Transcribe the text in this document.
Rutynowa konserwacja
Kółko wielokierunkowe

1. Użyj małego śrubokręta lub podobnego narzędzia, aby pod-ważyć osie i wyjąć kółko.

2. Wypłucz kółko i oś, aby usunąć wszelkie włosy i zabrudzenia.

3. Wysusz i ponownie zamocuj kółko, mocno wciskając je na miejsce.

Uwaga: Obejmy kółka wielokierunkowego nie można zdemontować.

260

***

* _EXERCISE DETAILS_
Make an exact copy of every entry.

* _THE ANSWER_
Transcribe the text in this document.
Rutynowa konserwacja
Kółko wielokierunkowe

1. Użyj małego śrubokręta lub podobnego narzędzia, aby pod-ważyć osie i wyjąć kółko.

2. Wypłucz kółko i oś, aby usunąć wszelkie włosy i zabrudzenia.

3. Wysusz i ponownie zamocuj kółko, mocno wciskając je na miejsce.

Uwaga: Obejmy kółka wielokierunkowego nie można zdemontować.

260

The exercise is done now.